Gather up the lines with the word "Pictures" in them.
-- BEGIN Data --
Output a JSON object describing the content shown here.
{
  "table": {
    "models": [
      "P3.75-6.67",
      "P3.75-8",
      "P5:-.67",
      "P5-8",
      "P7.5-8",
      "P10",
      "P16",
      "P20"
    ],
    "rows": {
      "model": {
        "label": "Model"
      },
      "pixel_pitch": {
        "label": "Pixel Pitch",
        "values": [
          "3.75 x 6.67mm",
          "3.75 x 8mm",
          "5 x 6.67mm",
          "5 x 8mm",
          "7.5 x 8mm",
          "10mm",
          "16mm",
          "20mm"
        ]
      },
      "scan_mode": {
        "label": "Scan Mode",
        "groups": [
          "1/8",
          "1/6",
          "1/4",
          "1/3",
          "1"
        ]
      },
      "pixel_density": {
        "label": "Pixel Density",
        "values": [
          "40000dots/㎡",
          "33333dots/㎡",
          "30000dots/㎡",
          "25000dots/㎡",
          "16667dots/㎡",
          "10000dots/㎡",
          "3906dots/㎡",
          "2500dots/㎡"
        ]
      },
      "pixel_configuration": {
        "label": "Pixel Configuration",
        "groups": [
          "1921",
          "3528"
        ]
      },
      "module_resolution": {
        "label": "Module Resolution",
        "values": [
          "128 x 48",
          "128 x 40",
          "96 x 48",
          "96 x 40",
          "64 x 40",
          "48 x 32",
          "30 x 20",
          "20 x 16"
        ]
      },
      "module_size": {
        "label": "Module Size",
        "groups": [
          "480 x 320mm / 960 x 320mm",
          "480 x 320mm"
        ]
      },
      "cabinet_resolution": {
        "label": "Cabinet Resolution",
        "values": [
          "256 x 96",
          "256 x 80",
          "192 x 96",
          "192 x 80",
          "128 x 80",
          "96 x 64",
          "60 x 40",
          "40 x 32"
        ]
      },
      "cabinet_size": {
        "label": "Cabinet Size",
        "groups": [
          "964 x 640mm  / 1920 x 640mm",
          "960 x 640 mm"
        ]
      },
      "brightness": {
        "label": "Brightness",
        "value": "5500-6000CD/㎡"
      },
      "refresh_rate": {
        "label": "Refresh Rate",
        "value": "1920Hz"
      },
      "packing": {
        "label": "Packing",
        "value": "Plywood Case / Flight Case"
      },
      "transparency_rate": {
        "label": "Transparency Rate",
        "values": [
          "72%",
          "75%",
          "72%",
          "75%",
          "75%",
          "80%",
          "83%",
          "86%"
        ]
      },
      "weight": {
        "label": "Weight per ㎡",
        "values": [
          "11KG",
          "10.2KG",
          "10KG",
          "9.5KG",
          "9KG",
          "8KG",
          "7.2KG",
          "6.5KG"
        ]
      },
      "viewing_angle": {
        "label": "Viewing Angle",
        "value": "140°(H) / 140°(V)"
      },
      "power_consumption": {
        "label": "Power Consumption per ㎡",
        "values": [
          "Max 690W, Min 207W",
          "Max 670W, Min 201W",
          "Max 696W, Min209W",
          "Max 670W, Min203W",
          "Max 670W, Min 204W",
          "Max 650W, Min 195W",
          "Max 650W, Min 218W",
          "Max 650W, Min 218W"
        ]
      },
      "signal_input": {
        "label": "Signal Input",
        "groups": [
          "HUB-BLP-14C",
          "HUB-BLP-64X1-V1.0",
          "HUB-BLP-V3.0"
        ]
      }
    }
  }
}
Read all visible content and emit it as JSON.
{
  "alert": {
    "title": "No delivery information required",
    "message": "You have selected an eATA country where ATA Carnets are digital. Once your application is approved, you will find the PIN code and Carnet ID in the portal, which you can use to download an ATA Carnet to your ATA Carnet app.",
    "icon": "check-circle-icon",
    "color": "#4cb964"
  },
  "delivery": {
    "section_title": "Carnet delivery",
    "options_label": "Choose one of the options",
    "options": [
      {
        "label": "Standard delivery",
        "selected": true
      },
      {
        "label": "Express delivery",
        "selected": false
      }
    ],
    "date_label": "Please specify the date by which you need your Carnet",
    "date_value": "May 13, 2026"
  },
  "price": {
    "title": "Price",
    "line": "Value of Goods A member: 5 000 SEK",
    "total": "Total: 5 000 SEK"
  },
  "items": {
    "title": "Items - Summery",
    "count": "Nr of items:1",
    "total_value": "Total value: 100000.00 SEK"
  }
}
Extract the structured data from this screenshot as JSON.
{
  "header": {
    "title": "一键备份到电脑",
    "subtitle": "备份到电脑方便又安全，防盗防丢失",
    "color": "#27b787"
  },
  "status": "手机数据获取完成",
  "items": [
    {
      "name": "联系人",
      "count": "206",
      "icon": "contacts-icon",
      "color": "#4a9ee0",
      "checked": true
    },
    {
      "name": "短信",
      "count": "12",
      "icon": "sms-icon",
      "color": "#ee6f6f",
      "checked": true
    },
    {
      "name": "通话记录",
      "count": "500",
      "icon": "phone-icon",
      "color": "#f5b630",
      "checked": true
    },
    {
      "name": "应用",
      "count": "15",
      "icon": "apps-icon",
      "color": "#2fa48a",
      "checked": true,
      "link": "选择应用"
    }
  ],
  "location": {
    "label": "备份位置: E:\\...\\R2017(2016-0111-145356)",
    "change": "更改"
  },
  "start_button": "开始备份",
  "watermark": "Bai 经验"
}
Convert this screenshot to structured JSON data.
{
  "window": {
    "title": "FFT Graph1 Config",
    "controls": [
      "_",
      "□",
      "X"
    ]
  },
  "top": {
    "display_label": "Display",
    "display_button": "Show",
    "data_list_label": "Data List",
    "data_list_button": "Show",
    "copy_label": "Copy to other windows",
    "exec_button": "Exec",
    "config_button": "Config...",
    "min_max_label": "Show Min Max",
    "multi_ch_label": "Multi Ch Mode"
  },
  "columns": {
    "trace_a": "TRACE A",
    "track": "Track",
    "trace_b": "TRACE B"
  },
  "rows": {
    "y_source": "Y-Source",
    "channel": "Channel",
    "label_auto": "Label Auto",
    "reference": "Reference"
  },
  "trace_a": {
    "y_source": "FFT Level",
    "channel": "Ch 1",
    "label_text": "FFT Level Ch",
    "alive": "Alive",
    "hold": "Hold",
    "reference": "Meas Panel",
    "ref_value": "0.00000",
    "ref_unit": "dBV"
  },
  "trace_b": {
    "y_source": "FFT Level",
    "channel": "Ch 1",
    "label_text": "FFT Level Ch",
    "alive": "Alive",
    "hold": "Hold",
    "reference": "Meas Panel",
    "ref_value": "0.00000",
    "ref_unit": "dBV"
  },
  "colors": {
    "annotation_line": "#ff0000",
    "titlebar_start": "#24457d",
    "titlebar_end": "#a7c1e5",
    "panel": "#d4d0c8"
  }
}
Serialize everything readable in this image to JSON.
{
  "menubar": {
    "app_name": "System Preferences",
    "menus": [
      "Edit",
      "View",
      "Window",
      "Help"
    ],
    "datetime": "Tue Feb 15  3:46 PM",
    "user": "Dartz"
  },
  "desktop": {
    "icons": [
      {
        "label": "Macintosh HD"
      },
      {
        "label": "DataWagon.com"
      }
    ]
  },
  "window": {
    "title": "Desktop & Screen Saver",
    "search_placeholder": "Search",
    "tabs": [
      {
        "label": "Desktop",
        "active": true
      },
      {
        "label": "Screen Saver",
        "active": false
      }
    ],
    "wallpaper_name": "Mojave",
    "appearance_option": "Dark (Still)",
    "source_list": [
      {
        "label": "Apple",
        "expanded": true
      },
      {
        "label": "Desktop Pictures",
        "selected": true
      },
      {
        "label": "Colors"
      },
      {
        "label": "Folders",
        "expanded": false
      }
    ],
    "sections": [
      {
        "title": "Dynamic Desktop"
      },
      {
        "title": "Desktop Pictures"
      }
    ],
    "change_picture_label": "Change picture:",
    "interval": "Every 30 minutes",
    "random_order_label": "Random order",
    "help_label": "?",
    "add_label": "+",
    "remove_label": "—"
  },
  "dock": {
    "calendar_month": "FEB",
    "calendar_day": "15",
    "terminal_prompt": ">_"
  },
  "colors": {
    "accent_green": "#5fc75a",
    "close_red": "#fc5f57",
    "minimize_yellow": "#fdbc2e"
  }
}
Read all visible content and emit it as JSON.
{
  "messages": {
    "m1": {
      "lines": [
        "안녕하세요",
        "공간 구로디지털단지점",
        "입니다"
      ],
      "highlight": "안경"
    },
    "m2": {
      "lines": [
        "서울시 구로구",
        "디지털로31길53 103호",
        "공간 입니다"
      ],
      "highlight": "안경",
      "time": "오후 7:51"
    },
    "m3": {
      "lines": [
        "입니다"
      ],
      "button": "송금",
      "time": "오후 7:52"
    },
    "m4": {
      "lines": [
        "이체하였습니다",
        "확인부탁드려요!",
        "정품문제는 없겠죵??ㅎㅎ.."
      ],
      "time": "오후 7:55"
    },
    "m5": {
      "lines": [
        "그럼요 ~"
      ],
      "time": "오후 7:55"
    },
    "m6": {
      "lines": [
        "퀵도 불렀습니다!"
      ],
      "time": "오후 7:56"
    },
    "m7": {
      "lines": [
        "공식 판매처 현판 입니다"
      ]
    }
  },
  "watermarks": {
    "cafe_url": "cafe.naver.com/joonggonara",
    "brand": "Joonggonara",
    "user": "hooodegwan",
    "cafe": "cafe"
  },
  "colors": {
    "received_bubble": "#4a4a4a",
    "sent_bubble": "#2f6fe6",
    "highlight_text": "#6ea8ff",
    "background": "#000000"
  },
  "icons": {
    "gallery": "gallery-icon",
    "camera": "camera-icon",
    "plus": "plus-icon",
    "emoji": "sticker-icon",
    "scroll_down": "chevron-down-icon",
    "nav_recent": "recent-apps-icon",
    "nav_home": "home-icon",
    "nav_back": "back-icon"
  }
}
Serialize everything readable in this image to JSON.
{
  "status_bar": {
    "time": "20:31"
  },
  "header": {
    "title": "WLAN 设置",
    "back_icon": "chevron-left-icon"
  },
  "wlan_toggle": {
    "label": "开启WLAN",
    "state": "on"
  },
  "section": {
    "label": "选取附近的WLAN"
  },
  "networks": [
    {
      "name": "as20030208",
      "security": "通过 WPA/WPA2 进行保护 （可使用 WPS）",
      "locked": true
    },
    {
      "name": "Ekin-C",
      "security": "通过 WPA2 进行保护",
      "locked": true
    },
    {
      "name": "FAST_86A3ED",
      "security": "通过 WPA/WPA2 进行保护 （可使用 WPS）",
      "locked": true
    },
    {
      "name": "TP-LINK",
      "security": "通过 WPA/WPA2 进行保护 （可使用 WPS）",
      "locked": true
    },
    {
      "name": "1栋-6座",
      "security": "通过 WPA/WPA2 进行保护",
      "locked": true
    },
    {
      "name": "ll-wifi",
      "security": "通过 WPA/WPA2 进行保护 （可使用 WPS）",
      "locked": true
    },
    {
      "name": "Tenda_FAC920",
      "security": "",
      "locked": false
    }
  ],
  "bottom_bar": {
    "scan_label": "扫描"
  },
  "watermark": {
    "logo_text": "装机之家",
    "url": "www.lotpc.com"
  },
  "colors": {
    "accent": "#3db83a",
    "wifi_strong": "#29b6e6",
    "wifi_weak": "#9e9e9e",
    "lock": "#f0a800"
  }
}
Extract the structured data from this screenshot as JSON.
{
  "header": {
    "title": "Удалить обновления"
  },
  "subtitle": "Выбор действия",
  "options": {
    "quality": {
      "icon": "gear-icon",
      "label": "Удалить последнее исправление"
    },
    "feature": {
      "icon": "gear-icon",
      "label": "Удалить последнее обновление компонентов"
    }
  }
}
-- END Data --
**Exercise result:**
        "label": "Desktop Pictures",
        "title": "Desktop Pictures"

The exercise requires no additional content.